It is required that all of the data be written out exactly.
# Data records start
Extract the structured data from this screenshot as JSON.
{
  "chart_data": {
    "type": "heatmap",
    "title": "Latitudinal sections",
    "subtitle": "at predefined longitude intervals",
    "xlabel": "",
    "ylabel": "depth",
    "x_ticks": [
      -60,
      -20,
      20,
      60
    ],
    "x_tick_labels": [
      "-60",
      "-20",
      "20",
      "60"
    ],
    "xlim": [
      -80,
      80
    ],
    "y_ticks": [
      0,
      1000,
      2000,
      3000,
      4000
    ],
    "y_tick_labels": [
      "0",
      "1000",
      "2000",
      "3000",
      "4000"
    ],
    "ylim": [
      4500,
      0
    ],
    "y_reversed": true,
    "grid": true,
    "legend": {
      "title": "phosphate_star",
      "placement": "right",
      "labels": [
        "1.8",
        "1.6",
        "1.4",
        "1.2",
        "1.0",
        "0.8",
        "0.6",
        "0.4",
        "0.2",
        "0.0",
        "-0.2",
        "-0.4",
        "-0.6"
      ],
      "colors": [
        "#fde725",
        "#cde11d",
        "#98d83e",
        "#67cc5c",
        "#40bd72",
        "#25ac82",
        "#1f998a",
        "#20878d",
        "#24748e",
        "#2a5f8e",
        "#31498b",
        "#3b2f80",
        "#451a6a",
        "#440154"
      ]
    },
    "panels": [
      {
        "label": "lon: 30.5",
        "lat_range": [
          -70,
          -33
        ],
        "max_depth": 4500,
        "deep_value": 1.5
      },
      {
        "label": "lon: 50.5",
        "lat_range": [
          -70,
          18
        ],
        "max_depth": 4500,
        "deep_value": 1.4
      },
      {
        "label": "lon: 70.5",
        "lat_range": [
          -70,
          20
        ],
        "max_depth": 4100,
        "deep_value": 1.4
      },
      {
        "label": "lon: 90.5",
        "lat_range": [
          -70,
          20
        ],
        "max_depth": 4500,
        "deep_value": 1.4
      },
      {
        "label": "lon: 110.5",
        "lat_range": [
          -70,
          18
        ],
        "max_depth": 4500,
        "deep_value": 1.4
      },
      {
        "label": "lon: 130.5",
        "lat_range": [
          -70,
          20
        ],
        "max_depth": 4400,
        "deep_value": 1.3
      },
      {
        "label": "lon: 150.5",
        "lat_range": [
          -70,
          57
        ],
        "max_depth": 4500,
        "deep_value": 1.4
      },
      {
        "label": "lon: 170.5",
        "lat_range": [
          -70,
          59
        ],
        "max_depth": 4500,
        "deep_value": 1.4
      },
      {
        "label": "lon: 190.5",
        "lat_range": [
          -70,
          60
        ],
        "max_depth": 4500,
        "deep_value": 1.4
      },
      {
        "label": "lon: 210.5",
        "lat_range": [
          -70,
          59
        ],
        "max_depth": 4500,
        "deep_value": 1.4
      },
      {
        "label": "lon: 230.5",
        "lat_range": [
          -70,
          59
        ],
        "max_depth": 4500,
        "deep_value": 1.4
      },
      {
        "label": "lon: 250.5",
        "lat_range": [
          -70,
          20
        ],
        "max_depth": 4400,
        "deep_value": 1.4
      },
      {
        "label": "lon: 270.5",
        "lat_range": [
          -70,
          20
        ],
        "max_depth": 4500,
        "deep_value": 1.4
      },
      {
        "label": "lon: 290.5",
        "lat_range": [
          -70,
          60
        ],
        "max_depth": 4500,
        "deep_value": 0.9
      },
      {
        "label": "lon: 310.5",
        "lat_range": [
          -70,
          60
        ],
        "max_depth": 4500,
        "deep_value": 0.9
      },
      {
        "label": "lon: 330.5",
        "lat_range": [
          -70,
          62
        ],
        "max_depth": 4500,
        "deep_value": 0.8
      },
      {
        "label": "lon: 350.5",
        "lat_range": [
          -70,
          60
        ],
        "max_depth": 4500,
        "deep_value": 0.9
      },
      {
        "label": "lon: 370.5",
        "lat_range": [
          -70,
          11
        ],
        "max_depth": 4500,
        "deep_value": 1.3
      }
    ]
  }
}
# Data records end
Answer to this task:
Extract the structured data from this screenshot as JSON.
{
  "chart_data": {
    "type": "heatmap",
    "title": "Latitudinal sections",
    "subtitle": "at predefined longitude intervals",
    "xlabel": "",
    "ylabel": "depth",
    "x_ticks": [
      -60,
      -20,
      20,
      60
    ],
    "x_tick_labels": [
      "-60",
      "-20",
      "20",
      "60"
    ],
    "xlim": [
      -80,
      80
    ],
    "y_ticks": [
      0,
      1000,
      2000,
      3000,
      4000
    ],
    "y_tick_labels": [
      "0",
      "1000",
      "2000",
      "3000",
      "4000"
    ],
    "ylim": [
      4500,
      0
    ],
    "y_reversed": true,
    "grid": true,
    "legend": {
      "title": "phosphate_star",
      "placement": "right",
      "labels": [
        "1.8",
        "1.6",
        "1.4",
        "1.2",
        "1.0",
        "0.8",
        "0.6",
        "0.4",
        "0.2",
        "0.0",
        "-0.2",
        "-0.4",
        "-0.6"
      ],
      "colors": [
        "#fde725",
        "#cde11d",
        "#98d83e",
        "#67cc5c",
        "#40bd72",
        "#25ac82",
        "#1f998a",
        "#20878d",
        "#24748e",
        "#2a5f8e",
        "#31498b",
        "#3b2f80",
        "#451a6a",
        "#440154"
      ]
    },
    "panels": [
      {
        "label": "lon: 30.5",
        "lat_range": [
          -70,
          -33
        ],
        "max_depth": 4500,
        "deep_value": 1.5
      },
      {
        "label": "lon: 50.5",
        "lat_range": [
          -70,
          18
        ],
        "max_depth": 4500,
        "deep_value": 1.4
      },
      {
        "label": "lon: 70.5",
        "lat_range": [
          -70,
          20
        ],
        "max_depth": 4100,
        "deep_value": 1.4
      },
      {
        "label": "lon: 90.5",
        "lat_range": [
          -70,
          20
        ],
        "max_depth": 4500,
        "deep_value": 1.4
      },
      {
        "label": "lon: 110.5",
        "lat_range": [
          -70,
          18
        ],
        "max_depth": 4500,
        "deep_value": 1.4
      },
      {
        "label": "lon: 130.5",
        "lat_range": [
          -70,
          20
        ],
        "max_depth": 4400,
        "deep_value": 1.3
      },
      {
        "label": "lon: 150.5",
        "lat_range": [
          -70,
          57
        ],
        "max_depth": 4500,
        "deep_value": 1.4
      },
      {
        "label": "lon: 170.5",
        "lat_range": [
          -70,
          59
        ],
        "max_depth": 4500,
        "deep_value": 1.4
      },
      {
        "label": "lon: 190.5",
        "lat_range": [
          -70,
          60
        ],
        "max_depth": 4500,
        "deep_value": 1.4
      },
      {
        "label": "lon: 210.5",
        "lat_range": [
          -70,
          59
        ],
        "max_depth": 4500,
        "deep_value": 1.4
      },
      {
        "label": "lon: 230.5",
        "lat_range": [
          -70,
          59
        ],
        "max_depth": 4500,
        "deep_value": 1.4
      },
      {
        "label": "lon: 250.5",
        "lat_range": [
          -70,
          20
        ],
        "max_depth": 4400,
        "deep_value": 1.4
      },
      {
        "label": "lon: 270.5",
        "lat_range": [
          -70,
          20
        ],
        "max_depth": 4500,
        "deep_value": 1.4
      },
      {
        "label": "lon: 290.5",
        "lat_range": [
          -70,
          60
        ],
        "max_depth": 4500,
        "deep_value": 0.9
      },
      {
        "label": "lon: 310.5",
        "lat_range": [
          -70,
          60
        ],
        "max_depth": 4500,
        "deep_value": 0.9
      },
      {
        "label": "lon: 330.5",
        "lat_range": [
          -70,
          62
        ],
        "max_depth": 4500,
        "deep_value": 0.8
      },
      {
        "label": "lon: 350.5",
        "lat_range": [
          -70,
          60
        ],
        "max_depth": 4500,
        "deep_value": 0.9
      },
      {
        "label": "lon: 370.5",
        "lat_range": [
          -70,
          11
        ],
        "max_depth": 4500,
        "deep_value": 1.3
      }
    ]
  }
}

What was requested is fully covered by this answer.